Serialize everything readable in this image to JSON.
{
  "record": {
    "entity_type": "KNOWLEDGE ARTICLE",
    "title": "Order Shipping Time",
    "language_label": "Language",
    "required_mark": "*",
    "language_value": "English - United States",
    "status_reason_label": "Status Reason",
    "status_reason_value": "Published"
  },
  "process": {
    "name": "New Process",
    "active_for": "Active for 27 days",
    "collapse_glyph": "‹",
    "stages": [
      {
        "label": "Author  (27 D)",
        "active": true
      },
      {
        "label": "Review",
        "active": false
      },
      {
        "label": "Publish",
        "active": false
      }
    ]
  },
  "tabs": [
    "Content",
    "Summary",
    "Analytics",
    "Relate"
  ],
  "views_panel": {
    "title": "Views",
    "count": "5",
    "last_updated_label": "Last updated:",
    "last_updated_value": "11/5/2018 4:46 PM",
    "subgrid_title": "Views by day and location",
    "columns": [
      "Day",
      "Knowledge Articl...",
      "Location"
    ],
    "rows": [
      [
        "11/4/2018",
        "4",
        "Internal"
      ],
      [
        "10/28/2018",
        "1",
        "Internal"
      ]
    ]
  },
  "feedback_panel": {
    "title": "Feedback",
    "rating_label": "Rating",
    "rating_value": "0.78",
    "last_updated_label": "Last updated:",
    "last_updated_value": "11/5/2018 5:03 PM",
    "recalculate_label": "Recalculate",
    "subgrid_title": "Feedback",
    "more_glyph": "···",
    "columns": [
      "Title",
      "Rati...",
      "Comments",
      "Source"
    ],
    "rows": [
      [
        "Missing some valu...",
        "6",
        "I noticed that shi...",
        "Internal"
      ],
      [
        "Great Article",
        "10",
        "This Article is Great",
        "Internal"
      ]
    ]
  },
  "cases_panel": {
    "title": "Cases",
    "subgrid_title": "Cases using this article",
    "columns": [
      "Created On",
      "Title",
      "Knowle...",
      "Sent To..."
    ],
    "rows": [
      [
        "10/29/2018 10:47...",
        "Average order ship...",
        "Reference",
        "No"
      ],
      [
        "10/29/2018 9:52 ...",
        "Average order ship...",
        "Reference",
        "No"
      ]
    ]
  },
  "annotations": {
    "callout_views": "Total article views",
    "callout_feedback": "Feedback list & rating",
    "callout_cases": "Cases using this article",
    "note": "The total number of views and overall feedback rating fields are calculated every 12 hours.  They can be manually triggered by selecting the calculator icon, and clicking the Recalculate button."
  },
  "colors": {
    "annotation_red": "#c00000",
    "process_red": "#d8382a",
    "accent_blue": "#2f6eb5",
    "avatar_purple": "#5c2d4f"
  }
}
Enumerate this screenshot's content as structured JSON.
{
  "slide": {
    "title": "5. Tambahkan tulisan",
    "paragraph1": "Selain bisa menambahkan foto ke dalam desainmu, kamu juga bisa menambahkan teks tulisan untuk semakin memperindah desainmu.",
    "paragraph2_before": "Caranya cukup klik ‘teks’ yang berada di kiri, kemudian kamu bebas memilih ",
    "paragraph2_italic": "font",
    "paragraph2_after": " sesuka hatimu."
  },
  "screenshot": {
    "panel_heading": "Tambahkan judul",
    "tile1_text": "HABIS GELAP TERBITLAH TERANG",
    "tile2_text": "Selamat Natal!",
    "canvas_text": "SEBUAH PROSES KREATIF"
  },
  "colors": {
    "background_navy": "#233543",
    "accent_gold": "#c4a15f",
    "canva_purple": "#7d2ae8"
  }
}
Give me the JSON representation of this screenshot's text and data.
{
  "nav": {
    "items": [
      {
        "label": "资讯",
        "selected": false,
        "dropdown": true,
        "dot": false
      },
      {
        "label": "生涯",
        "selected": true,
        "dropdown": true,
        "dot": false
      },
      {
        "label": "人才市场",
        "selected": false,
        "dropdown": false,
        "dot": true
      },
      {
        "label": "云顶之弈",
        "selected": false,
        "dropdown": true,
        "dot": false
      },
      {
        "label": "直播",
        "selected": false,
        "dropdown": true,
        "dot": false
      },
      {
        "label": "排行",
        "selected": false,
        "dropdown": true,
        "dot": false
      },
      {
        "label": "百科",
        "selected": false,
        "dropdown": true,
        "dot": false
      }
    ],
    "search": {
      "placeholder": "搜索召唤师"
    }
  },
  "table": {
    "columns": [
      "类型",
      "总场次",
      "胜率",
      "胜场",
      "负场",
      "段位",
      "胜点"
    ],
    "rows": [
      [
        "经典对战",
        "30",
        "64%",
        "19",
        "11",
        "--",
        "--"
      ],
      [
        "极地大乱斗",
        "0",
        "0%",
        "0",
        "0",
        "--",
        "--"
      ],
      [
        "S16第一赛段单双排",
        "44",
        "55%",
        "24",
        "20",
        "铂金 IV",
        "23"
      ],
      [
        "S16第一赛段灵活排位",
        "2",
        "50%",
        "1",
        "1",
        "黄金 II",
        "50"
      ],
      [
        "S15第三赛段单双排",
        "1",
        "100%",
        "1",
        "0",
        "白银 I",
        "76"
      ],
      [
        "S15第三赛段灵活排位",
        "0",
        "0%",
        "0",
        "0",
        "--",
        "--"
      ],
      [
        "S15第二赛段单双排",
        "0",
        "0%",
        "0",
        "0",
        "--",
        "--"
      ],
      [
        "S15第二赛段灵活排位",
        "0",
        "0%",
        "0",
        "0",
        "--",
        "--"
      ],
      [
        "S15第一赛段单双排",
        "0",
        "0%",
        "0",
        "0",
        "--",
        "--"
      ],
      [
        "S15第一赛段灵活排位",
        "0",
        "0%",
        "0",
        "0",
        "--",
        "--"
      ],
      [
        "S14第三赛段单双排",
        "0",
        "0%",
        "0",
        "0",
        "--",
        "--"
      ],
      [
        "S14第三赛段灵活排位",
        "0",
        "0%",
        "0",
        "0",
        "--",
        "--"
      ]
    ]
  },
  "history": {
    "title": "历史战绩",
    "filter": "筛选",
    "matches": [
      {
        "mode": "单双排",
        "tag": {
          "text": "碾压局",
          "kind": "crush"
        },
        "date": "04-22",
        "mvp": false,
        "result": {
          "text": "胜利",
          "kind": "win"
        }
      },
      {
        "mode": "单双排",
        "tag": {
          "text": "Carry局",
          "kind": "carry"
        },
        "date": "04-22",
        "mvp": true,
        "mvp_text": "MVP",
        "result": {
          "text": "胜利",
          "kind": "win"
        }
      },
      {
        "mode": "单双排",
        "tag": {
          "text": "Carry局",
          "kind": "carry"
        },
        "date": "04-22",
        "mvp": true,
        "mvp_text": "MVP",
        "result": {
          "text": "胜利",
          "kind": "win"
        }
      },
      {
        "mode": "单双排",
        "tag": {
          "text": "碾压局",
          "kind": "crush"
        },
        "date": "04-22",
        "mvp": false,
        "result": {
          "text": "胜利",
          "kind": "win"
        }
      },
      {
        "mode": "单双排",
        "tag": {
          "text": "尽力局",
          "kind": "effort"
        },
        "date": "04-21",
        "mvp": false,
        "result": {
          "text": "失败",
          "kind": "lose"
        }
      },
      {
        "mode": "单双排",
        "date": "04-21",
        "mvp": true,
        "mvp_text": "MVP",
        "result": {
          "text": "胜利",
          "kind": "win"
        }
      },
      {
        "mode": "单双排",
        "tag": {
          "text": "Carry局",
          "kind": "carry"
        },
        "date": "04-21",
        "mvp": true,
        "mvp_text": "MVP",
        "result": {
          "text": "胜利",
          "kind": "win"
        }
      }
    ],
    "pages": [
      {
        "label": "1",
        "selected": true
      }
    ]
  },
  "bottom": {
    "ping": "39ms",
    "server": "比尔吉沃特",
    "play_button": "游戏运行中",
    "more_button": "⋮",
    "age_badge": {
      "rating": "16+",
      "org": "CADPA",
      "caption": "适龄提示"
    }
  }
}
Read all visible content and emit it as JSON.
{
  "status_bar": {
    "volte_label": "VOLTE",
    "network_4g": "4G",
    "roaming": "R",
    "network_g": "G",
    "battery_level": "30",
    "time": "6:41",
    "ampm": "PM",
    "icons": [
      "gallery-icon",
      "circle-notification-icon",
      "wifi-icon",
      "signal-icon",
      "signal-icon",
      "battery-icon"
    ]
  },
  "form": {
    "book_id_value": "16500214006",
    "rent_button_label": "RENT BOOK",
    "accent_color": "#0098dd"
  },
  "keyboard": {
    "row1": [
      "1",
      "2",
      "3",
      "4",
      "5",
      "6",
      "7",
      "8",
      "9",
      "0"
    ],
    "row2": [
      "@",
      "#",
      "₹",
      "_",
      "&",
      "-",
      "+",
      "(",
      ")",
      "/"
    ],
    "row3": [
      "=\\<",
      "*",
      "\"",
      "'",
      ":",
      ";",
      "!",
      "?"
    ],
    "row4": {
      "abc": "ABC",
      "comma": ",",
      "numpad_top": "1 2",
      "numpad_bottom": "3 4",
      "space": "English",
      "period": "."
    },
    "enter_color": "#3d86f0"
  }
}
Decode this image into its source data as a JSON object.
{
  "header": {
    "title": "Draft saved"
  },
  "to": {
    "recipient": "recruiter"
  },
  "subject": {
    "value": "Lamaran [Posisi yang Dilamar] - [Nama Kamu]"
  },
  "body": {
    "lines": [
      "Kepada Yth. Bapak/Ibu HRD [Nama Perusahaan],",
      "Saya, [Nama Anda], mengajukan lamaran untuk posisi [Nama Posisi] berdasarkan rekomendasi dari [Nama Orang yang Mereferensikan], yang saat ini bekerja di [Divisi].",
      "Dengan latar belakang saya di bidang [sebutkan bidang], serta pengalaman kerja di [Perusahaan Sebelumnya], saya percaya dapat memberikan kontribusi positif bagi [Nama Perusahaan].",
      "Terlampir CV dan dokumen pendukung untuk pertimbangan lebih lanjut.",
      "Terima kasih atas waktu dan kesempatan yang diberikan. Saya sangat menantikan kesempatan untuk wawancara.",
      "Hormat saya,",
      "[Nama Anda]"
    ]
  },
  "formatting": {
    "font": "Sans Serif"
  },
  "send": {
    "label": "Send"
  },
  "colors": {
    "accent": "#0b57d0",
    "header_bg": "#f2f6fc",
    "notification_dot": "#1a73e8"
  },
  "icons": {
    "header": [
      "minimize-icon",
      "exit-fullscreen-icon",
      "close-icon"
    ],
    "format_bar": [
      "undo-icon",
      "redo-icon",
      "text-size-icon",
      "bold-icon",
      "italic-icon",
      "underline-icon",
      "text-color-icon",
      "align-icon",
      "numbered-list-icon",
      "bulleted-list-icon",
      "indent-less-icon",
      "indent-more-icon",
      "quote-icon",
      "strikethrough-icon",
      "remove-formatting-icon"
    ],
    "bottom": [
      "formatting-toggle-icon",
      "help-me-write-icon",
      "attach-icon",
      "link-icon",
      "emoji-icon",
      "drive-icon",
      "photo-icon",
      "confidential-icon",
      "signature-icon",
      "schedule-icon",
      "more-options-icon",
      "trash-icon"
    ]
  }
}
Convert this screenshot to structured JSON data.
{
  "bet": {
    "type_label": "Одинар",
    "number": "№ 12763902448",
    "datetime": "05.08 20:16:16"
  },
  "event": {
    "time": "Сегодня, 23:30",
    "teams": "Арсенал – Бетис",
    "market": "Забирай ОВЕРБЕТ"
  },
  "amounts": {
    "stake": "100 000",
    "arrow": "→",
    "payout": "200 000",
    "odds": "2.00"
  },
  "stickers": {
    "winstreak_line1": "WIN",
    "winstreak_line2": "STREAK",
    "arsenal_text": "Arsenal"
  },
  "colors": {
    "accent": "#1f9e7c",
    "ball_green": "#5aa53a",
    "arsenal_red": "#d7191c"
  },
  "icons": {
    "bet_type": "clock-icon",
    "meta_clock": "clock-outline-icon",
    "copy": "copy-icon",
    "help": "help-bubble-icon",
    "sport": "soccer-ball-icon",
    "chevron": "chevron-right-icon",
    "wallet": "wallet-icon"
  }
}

## Task description
Which lines include "Posisi"? Copy each of them out.

## Result of the task
    "value": "Lamaran [Posisi yang Dilamar] - [Nama Kamu]"
      "Saya, [Nama Anda], mengajukan lamaran untuk posisi [Nama Posisi] berdasarkan rekomendasi dari [Nama Orang yang Mereferensikan], yang saat ini bekerja di [Divisi].",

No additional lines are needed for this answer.